What you are asked to do - Without including the pictures, copy out every line below.

Collected data -

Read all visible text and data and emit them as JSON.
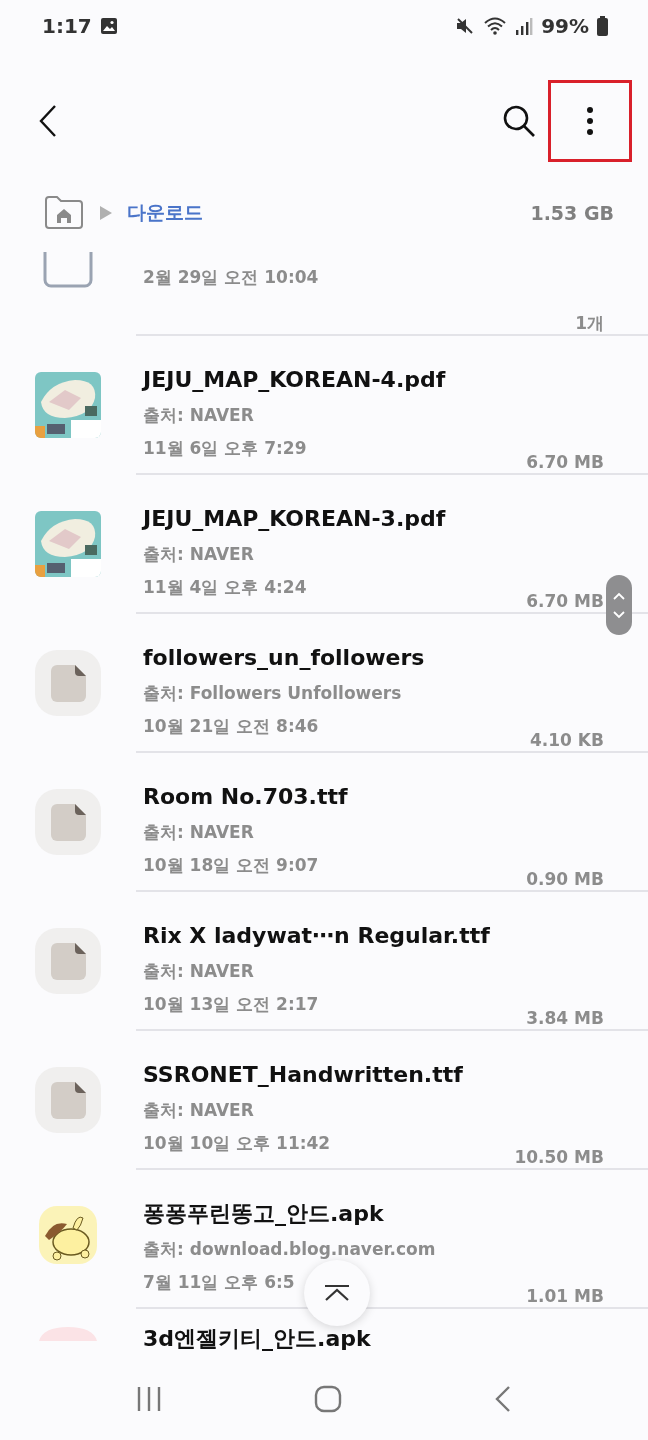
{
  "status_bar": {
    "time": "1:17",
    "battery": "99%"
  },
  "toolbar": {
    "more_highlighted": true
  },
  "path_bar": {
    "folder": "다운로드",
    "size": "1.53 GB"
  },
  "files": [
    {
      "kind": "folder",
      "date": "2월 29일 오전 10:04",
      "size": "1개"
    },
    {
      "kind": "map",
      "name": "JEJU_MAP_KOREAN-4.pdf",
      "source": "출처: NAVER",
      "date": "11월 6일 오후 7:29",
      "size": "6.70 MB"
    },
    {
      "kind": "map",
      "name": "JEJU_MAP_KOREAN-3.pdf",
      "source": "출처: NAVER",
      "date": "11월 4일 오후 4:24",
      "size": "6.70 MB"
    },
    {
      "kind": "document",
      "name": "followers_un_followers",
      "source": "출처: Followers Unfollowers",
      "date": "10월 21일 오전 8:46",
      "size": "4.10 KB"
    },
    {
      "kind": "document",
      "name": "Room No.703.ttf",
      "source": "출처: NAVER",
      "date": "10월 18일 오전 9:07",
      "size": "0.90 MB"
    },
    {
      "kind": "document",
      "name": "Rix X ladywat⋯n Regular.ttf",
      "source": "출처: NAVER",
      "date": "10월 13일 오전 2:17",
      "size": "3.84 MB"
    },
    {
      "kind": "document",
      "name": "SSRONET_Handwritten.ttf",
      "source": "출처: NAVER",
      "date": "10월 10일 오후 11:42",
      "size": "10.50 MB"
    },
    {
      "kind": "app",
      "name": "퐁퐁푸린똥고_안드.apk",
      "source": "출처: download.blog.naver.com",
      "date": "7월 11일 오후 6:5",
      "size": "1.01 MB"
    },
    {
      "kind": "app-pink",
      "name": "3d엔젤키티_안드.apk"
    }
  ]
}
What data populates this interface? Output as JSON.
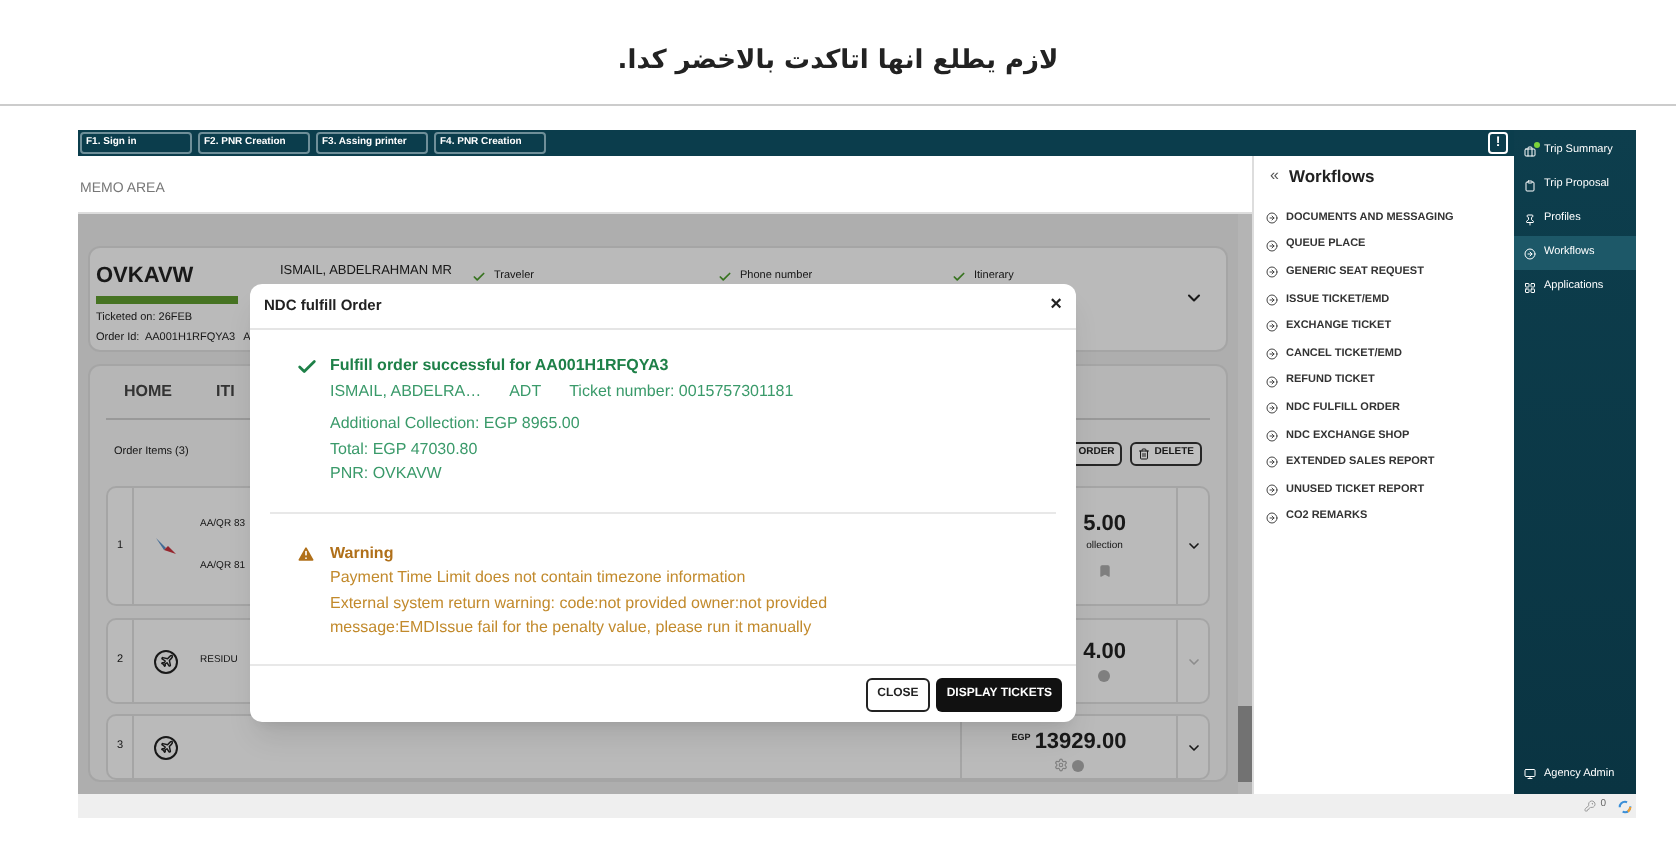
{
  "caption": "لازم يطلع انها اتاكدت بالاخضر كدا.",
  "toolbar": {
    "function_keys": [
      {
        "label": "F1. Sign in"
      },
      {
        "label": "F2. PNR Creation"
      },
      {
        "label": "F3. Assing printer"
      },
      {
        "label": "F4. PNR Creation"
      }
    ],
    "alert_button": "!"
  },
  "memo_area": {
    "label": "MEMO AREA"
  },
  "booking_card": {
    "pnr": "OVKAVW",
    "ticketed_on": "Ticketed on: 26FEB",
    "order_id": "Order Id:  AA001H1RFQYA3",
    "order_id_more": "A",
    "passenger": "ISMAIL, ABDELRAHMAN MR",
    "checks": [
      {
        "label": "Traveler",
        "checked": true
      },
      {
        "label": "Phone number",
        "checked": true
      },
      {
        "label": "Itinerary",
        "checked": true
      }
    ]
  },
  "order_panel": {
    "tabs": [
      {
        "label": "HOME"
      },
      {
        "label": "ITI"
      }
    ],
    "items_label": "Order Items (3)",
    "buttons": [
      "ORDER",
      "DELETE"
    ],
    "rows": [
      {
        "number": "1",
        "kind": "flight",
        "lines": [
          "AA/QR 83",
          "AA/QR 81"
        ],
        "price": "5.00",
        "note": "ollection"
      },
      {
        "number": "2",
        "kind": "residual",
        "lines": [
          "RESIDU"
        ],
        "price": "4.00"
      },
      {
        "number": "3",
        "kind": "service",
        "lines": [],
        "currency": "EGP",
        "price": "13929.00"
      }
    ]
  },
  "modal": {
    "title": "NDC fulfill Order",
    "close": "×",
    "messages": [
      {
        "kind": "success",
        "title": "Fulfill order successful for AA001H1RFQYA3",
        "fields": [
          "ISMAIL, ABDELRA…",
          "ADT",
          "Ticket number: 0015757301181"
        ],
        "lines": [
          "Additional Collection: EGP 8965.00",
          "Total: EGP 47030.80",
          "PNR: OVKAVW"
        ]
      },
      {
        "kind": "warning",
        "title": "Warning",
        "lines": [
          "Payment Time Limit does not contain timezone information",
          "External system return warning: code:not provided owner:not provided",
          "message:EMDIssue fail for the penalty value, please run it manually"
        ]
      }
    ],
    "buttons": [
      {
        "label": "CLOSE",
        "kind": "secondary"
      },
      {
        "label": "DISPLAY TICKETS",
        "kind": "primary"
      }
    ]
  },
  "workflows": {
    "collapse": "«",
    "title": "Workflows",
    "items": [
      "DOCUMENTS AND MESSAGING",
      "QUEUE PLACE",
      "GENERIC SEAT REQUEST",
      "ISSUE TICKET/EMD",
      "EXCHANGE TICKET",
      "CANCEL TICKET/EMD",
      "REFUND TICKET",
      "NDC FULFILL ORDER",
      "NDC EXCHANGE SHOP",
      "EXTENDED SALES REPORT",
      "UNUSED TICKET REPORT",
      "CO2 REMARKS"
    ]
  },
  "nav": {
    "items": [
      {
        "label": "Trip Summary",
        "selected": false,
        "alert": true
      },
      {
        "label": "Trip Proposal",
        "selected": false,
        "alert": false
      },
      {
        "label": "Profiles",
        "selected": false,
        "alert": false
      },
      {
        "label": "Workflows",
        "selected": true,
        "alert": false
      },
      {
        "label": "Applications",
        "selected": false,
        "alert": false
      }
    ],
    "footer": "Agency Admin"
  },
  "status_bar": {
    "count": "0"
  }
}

Task result -
Read all visible text and data and emit them as JSON.
{
  "status_bar": {
    "time": "1:17",
    "battery": "99%"
  },
  "toolbar": {
    "more_highlighted": true
  },
  "path_bar": {
    "folder": "다운로드",
    "size": "1.53 GB"
  },
  "files": [
    {
      "kind": "folder",
      "date": "2월 29일 오전 10:04",
      "size": "1개"
    },
    {
      "kind": "map",
      "name": "JEJU_MAP_KOREAN-4.pdf",
      "source": "출처: NAVER",
      "date": "11월 6일 오후 7:29",
      "size": "6.70 MB"
    },
    {
      "kind": "map",
      "name": "JEJU_MAP_KOREAN-3.pdf",
      "source": "출처: NAVER",
      "date": "11월 4일 오후 4:24",
      "size": "6.70 MB"
    },
    {
      "kind": "document",
      "name": "followers_un_followers",
      "source": "출처: Followers Unfollowers",
      "date": "10월 21일 오전 8:46",
      "size": "4.10 KB"
    },
    {
      "kind": "document",
      "name": "Room No.703.ttf",
      "source": "출처: NAVER",
      "date": "10월 18일 오전 9:07",
      "size": "0.90 MB"
    },
    {
      "kind": "document",
      "name": "Rix X ladywat⋯n Regular.ttf",
      "source": "출처: NAVER",
      "date": "10월 13일 오전 2:17",
      "size": "3.84 MB"
    },
    {
      "kind": "document",
      "name": "SSRONET_Handwritten.ttf",
      "source": "출처: NAVER",
      "date": "10월 10일 오후 11:42",
      "size": "10.50 MB"
    },
    {
      "kind": "app",
      "name": "퐁퐁푸린똥고_안드.apk",
      "source": "출처: download.blog.naver.com",
      "date": "7월 11일 오후 6:5",
      "size": "1.01 MB"
    },
    {
      "kind": "app-pink",
      "name": "3d엔젤키티_안드.apk"
    }
  ]
}
What data populates this interface? Output as JSON.
{
  "caption": "لازم يطلع انها اتاكدت بالاخضر كدا.",
  "toolbar": {
    "function_keys": [
      {
        "label": "F1. Sign in"
      },
      {
        "label": "F2. PNR Creation"
      },
      {
        "label": "F3. Assing printer"
      },
      {
        "label": "F4. PNR Creation"
      }
    ],
    "alert_button": "!"
  },
  "memo_area": {
    "label": "MEMO AREA"
  },
  "booking_card": {
    "pnr": "OVKAVW",
    "ticketed_on": "Ticketed on: 26FEB",
    "order_id": "Order Id:  AA001H1RFQYA3",
    "order_id_more": "A",
    "passenger": "ISMAIL, ABDELRAHMAN MR",
    "checks": [
      {
        "label": "Traveler",
        "checked": true
      },
      {
        "label": "Phone number",
        "checked": true
      },
      {
        "label": "Itinerary",
        "checked": true
      }
    ]
  },
  "order_panel": {
    "tabs": [
      {
        "label": "HOME"
      },
      {
        "label": "ITI"
      }
    ],
    "items_label": "Order Items (3)",
    "buttons": [
      "ORDER",
      "DELETE"
    ],
    "rows": [
      {
        "number": "1",
        "kind": "flight",
        "lines": [
          "AA/QR 83",
          "AA/QR 81"
        ],
        "price": "5.00",
        "note": "ollection"
      },
      {
        "number": "2",
        "kind": "residual",
        "lines": [
          "RESIDU"
        ],
        "price": "4.00"
      },
      {
        "number": "3",
        "kind": "service",
        "lines": [],
        "currency": "EGP",
        "price": "13929.00"
      }
    ]
  },
  "modal": {
    "title": "NDC fulfill Order",
    "close": "×",
    "messages": [
      {
        "kind": "success",
        "title": "Fulfill order successful for AA001H1RFQYA3",
        "fields": [
          "ISMAIL, ABDELRA…",
          "ADT",
          "Ticket number: 0015757301181"
        ],
        "lines": [
          "Additional Collection: EGP 8965.00",
          "Total: EGP 47030.80",
          "PNR: OVKAVW"
        ]
      },
      {
        "kind": "warning",
        "title": "Warning",
        "lines": [
          "Payment Time Limit does not contain timezone information",
          "External system return warning: code:not provided owner:not provided",
          "message:EMDIssue fail for the penalty value, please run it manually"
        ]
      }
    ],
    "buttons": [
      {
        "label": "CLOSE",
        "kind": "secondary"
      },
      {
        "label": "DISPLAY TICKETS",
        "kind": "primary"
      }
    ]
  },
  "workflows": {
    "collapse": "«",
    "title": "Workflows",
    "items": [
      "DOCUMENTS AND MESSAGING",
      "QUEUE PLACE",
      "GENERIC SEAT REQUEST",
      "ISSUE TICKET/EMD",
      "EXCHANGE TICKET",
      "CANCEL TICKET/EMD",
      "REFUND TICKET",
      "NDC FULFILL ORDER",
      "NDC EXCHANGE SHOP",
      "EXTENDED SALES REPORT",
      "UNUSED TICKET REPORT",
      "CO2 REMARKS"
    ]
  },
  "nav": {
    "items": [
      {
        "label": "Trip Summary",
        "selected": false,
        "alert": true
      },
      {
        "label": "Trip Proposal",
        "selected": false,
        "alert": false
      },
      {
        "label": "Profiles",
        "selected": false,
        "alert": false
      },
      {
        "label": "Workflows",
        "selected": true,
        "alert": false
      },
      {
        "label": "Applications",
        "selected": false,
        "alert": false
      }
    ],
    "footer": "Agency Admin"
  },
  "status_bar": {
    "count": "0"
  }
}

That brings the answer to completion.